### Extracted material
** start **
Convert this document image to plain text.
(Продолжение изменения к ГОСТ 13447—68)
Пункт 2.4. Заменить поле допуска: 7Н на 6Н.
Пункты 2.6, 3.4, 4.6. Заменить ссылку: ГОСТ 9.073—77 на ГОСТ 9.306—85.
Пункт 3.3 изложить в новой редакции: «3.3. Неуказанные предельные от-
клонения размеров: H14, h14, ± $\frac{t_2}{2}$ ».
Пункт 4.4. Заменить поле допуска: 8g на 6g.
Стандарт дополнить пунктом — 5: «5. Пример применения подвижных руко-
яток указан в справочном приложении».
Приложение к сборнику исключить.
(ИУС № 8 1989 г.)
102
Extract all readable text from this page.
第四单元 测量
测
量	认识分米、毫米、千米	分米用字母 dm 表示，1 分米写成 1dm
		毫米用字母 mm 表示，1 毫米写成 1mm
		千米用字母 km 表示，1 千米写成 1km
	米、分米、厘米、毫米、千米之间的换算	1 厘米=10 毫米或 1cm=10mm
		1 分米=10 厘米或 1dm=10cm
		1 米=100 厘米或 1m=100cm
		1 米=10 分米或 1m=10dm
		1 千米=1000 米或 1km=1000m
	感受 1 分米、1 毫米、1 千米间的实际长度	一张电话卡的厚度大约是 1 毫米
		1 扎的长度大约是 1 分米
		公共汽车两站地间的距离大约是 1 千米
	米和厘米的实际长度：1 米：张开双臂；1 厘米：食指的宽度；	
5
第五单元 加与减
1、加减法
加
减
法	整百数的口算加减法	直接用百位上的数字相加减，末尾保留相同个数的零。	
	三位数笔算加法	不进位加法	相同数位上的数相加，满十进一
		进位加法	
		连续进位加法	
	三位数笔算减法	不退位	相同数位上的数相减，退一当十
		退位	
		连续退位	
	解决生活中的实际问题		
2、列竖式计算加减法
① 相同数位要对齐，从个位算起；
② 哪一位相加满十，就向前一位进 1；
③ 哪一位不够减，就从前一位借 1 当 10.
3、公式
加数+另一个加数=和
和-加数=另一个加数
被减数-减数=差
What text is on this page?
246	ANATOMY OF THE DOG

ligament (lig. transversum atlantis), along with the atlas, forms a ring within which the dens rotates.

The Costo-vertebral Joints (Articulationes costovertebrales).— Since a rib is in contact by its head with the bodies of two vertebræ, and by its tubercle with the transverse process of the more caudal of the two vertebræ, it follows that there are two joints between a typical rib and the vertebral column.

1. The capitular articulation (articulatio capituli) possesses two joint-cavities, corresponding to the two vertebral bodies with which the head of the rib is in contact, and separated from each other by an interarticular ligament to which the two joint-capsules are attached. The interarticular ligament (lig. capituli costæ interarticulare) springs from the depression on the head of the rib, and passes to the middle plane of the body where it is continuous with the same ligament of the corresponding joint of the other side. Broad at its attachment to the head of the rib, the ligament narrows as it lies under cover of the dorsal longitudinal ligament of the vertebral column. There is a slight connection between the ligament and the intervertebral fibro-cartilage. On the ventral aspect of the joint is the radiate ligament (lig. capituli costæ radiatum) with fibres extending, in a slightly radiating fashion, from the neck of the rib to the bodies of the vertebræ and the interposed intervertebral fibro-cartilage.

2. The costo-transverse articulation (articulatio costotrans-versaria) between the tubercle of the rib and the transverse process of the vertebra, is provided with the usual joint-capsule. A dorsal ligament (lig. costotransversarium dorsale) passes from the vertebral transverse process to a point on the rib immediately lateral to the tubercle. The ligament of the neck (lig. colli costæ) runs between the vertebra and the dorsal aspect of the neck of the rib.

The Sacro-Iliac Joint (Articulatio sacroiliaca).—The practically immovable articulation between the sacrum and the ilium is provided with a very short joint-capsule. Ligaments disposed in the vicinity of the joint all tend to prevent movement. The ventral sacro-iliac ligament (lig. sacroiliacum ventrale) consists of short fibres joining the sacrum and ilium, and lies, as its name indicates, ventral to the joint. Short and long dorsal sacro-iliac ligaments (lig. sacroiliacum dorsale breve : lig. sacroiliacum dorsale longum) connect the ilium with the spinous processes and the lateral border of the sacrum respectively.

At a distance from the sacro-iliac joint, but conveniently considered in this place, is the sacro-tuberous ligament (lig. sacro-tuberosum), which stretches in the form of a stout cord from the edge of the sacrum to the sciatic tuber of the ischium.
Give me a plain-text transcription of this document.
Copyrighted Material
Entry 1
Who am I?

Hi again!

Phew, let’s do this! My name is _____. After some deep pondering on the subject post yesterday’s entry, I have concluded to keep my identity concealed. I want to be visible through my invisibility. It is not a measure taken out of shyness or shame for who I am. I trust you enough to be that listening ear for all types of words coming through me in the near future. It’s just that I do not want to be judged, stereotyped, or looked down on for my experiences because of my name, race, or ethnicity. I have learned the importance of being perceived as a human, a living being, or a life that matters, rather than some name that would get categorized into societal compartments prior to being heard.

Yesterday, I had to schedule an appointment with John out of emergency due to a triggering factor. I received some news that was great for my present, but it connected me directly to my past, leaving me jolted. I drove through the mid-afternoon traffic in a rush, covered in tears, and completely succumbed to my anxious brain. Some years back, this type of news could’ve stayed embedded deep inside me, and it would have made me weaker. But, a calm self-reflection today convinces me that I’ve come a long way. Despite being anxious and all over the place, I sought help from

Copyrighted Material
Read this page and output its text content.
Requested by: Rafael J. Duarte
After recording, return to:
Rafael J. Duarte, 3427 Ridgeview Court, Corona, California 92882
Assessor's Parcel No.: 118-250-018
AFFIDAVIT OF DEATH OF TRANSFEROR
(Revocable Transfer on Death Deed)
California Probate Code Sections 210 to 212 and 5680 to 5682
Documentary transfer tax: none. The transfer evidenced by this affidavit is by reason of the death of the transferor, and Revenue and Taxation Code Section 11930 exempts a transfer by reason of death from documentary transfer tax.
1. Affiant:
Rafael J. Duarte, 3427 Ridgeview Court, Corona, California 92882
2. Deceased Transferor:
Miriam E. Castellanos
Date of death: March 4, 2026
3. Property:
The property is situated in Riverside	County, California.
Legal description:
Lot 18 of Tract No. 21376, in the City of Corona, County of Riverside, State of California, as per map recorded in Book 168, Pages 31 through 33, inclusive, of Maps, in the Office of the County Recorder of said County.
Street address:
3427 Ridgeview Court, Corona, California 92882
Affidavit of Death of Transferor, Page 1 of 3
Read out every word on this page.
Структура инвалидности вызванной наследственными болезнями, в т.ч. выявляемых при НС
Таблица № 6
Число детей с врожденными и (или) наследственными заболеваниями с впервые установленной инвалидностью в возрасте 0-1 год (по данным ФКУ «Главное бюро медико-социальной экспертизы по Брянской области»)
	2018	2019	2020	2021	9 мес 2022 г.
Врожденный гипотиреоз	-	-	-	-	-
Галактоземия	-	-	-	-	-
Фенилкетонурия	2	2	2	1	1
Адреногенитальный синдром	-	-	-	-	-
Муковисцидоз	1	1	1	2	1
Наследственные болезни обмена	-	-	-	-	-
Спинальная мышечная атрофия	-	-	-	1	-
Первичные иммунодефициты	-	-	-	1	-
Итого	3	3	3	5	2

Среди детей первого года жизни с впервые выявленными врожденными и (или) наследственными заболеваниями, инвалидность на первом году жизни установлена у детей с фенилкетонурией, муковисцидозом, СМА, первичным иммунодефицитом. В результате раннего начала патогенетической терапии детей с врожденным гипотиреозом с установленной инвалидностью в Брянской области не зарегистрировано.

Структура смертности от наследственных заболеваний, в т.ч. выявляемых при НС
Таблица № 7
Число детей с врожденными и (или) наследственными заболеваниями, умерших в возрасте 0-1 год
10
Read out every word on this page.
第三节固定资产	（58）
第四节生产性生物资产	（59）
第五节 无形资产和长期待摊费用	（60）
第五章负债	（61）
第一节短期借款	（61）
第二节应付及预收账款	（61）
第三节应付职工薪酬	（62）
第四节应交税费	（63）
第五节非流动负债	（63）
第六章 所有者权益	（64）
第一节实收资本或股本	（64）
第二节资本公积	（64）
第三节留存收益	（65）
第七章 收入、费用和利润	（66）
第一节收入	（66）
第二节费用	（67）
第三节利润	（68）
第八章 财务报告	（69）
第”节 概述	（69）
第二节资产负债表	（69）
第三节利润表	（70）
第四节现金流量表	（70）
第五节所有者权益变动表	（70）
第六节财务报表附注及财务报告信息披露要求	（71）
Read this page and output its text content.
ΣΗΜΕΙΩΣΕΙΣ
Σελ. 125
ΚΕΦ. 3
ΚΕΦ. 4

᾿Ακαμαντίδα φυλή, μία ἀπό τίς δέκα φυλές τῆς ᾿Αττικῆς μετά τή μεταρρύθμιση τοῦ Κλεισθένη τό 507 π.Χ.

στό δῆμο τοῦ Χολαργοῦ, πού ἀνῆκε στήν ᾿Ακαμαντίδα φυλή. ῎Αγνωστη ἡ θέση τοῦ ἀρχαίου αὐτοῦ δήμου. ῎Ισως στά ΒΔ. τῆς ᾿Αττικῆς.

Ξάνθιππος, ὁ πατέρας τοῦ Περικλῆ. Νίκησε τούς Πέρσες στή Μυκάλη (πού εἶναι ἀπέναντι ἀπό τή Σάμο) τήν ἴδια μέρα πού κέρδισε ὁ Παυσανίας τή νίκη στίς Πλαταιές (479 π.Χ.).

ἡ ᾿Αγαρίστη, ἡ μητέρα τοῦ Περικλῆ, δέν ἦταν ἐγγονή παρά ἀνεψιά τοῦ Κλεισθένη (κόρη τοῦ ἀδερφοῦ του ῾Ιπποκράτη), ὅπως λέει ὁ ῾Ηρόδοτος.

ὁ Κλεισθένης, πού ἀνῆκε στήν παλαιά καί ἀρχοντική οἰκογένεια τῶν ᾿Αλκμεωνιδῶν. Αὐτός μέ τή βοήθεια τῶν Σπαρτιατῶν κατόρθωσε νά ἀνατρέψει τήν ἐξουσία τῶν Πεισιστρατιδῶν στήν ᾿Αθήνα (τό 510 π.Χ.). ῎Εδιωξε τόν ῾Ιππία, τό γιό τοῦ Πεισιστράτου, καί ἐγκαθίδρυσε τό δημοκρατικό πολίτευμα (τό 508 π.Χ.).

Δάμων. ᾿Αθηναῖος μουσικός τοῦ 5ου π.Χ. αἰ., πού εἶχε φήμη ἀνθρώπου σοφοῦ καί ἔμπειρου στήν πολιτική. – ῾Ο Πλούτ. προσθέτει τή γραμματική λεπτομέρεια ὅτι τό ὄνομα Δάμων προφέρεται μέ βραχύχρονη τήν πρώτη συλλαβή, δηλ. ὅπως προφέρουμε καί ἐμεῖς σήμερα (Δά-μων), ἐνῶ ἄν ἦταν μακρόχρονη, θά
** end **
### What the exercise asks
Using the entries above, return each line in which the word "Заменить" occurs.

### Written solution
Пункт 2.4. Заменить поле допуска: 7Н на 6Н.
Пункты 2.6, 3.4, 4.6. Заменить ссылку: ГОСТ 9.073—77 на ГОСТ 9.306—85.
Пункт 4.4. Заменить поле допуска: 8g на 6g.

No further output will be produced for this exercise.